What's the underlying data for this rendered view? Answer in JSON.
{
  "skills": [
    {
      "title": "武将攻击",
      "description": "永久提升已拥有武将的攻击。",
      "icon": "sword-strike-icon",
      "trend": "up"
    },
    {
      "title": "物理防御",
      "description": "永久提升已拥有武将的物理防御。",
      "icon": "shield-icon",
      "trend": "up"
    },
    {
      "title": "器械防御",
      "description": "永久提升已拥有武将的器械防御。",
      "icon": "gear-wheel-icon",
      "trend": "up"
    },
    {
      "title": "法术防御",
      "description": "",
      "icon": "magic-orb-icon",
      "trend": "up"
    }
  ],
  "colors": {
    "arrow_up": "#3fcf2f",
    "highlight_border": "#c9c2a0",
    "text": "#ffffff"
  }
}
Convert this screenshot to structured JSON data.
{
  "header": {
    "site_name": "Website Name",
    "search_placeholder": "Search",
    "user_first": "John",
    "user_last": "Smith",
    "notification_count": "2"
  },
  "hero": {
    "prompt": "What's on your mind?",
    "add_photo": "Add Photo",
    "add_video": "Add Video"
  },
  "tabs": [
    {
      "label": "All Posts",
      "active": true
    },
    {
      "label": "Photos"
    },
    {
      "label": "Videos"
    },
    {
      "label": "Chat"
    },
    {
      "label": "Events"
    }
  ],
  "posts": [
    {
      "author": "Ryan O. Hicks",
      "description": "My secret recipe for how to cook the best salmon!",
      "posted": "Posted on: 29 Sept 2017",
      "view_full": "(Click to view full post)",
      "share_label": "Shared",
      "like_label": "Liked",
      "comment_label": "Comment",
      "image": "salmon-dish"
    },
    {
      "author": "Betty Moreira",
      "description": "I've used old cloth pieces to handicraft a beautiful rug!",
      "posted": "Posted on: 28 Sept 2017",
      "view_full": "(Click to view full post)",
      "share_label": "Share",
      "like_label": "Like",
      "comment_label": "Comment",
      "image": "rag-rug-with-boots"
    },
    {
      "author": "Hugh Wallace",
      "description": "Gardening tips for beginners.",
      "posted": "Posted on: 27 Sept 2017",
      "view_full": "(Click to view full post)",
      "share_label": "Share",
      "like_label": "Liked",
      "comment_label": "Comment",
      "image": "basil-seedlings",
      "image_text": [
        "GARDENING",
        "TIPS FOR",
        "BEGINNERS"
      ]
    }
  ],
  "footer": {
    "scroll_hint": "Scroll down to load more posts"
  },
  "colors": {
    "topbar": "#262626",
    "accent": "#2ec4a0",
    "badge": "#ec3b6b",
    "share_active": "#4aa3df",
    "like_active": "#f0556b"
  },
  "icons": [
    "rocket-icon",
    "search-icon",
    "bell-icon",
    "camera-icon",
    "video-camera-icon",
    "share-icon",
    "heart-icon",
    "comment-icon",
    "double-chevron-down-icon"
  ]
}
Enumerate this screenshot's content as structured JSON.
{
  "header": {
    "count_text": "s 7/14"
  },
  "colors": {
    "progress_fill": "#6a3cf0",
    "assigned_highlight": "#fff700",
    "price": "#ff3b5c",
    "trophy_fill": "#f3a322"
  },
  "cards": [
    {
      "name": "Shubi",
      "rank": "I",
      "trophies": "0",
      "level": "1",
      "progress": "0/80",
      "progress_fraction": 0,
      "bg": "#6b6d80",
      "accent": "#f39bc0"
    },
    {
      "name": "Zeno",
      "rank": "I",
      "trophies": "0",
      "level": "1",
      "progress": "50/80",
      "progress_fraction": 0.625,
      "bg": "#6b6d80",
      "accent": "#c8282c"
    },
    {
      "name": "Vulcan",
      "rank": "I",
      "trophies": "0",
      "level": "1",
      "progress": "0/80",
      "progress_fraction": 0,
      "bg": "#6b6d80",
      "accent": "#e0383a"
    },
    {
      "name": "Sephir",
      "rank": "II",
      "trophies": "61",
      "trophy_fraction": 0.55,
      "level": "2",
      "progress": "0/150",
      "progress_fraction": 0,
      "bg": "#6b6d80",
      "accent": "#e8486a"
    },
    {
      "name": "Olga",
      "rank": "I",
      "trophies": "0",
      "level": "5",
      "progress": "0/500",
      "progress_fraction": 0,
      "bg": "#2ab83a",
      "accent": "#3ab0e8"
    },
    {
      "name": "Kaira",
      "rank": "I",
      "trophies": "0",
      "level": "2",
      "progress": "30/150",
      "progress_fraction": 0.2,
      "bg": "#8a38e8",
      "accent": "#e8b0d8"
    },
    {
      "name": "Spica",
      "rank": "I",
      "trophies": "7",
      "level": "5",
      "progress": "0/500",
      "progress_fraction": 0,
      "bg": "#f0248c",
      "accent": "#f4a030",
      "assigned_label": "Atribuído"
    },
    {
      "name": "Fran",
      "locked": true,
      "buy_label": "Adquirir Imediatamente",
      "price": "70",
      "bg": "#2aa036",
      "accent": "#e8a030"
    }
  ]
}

# # # # # # #

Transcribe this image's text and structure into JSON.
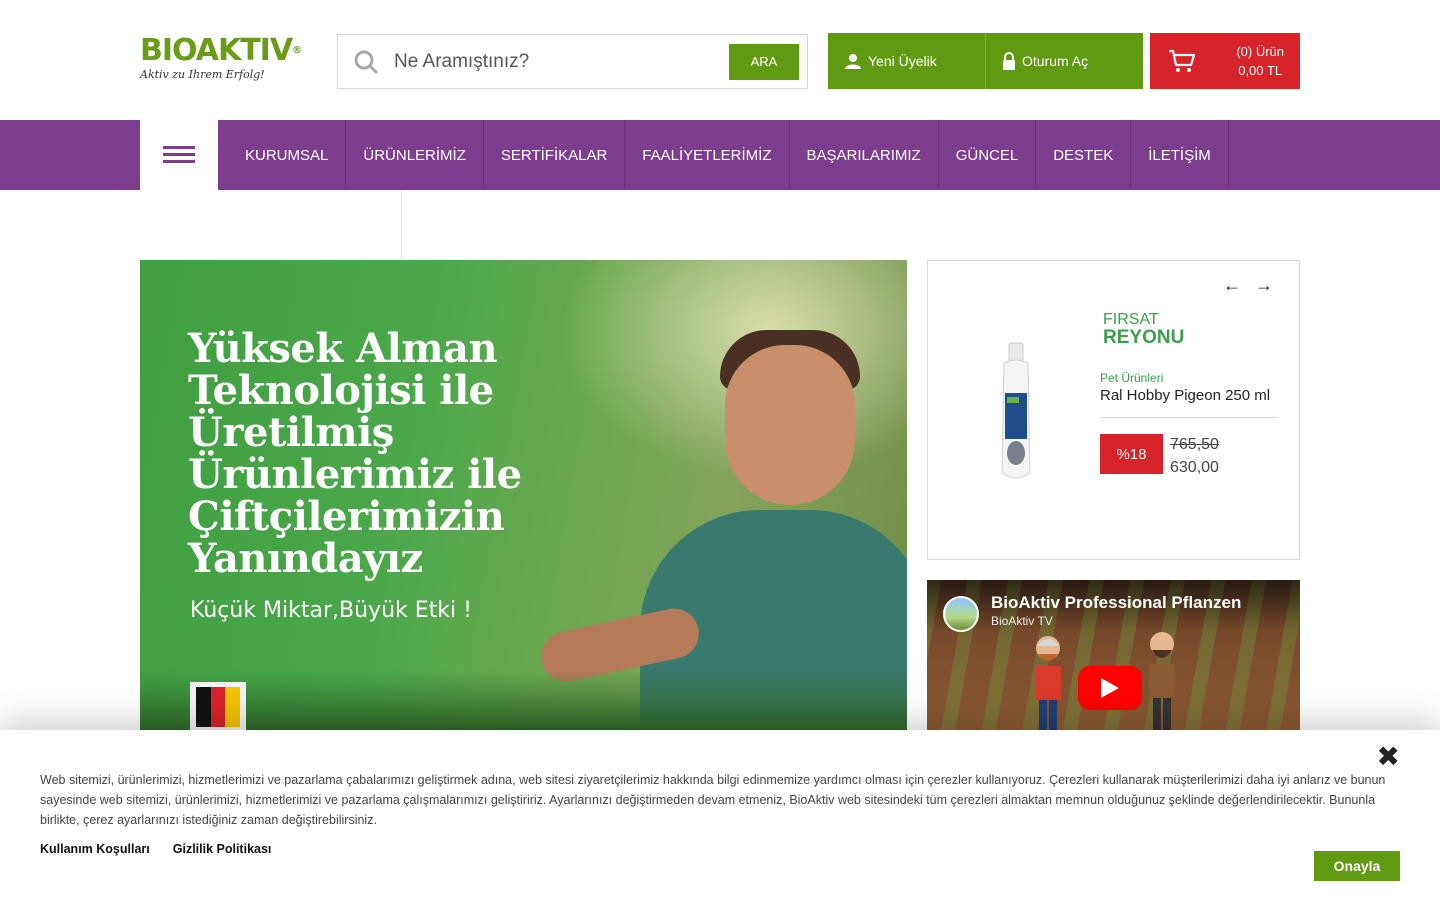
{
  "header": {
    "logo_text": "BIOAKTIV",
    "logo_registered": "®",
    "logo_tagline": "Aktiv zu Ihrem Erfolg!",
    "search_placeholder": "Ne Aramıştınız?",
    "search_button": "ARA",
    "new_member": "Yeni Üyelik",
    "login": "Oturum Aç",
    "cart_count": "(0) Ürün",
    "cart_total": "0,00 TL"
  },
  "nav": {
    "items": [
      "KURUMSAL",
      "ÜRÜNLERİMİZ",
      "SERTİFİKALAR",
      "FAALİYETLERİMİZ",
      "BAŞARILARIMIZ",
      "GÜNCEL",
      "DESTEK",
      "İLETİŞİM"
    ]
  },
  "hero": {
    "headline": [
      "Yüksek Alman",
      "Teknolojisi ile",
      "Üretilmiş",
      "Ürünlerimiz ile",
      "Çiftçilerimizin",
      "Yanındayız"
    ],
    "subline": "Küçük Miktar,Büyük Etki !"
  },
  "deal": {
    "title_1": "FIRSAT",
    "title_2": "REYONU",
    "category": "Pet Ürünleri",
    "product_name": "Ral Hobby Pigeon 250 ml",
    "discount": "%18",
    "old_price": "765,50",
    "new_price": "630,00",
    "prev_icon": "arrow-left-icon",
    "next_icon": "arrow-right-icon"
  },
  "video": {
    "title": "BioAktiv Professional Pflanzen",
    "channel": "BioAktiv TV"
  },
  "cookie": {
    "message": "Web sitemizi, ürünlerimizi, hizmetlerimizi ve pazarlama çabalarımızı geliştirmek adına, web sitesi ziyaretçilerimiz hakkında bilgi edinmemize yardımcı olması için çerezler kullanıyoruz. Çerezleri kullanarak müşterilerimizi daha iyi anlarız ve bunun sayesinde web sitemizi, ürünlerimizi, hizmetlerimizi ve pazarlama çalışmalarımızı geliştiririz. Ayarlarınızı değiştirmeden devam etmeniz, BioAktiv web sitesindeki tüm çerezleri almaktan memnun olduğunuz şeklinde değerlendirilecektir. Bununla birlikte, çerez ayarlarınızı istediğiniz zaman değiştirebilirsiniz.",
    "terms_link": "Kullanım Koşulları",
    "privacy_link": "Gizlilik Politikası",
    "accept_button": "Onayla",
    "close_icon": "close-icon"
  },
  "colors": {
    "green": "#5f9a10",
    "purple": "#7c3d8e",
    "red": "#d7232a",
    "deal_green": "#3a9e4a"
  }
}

# # # # # # #

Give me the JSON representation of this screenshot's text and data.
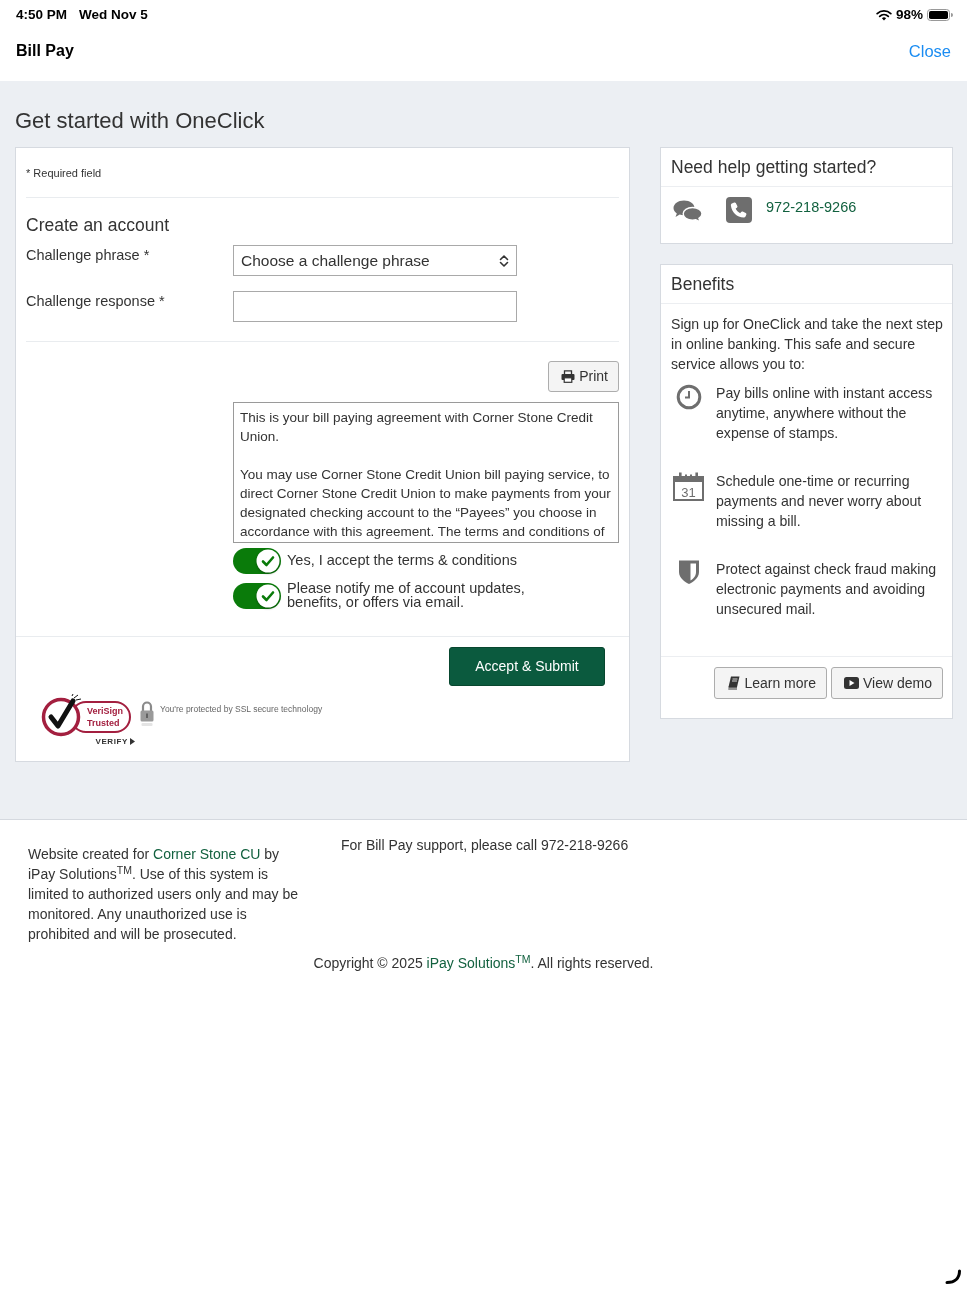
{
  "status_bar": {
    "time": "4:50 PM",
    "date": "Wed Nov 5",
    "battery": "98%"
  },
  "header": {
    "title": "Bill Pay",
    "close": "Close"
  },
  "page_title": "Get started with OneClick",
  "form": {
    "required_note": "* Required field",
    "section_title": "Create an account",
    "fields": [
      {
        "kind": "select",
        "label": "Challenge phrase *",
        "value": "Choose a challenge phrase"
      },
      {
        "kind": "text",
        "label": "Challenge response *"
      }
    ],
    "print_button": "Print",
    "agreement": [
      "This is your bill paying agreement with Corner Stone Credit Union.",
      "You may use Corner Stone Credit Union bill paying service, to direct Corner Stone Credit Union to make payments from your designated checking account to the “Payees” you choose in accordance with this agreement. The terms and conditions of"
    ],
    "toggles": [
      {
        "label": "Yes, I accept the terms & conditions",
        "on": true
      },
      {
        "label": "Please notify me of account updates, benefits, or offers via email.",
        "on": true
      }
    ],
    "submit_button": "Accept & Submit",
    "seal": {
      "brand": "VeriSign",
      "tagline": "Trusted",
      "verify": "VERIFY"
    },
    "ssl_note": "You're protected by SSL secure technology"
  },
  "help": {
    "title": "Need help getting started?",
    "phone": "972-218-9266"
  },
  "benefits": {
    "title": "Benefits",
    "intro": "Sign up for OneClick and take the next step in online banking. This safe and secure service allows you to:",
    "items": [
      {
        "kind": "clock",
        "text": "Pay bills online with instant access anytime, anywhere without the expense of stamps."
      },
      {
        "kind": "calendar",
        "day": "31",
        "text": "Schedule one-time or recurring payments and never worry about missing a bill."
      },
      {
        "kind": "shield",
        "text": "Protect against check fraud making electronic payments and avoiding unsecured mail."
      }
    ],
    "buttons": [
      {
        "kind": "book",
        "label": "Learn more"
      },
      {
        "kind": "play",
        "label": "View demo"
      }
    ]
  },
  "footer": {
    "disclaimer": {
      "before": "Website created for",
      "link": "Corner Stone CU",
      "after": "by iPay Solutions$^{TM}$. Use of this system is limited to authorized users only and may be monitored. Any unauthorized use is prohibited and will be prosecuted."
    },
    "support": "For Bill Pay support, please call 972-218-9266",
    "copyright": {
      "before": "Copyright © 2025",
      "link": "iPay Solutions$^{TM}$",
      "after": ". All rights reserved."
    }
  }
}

# # # # # # #

Aim of the task - Extract all lines from the data in which "accent" is found.

Result of this exercise -
    "accent": "#2ec4a0",
      "accent": "#f39bc0"
      "accent": "#c8282c"
      "accent": "#e0383a"
      "accent": "#e8486a"
      "accent": "#3ab0e8"
      "accent": "#e8b0d8"
      "accent": "#f4a030",
      "accent": "#e8a030"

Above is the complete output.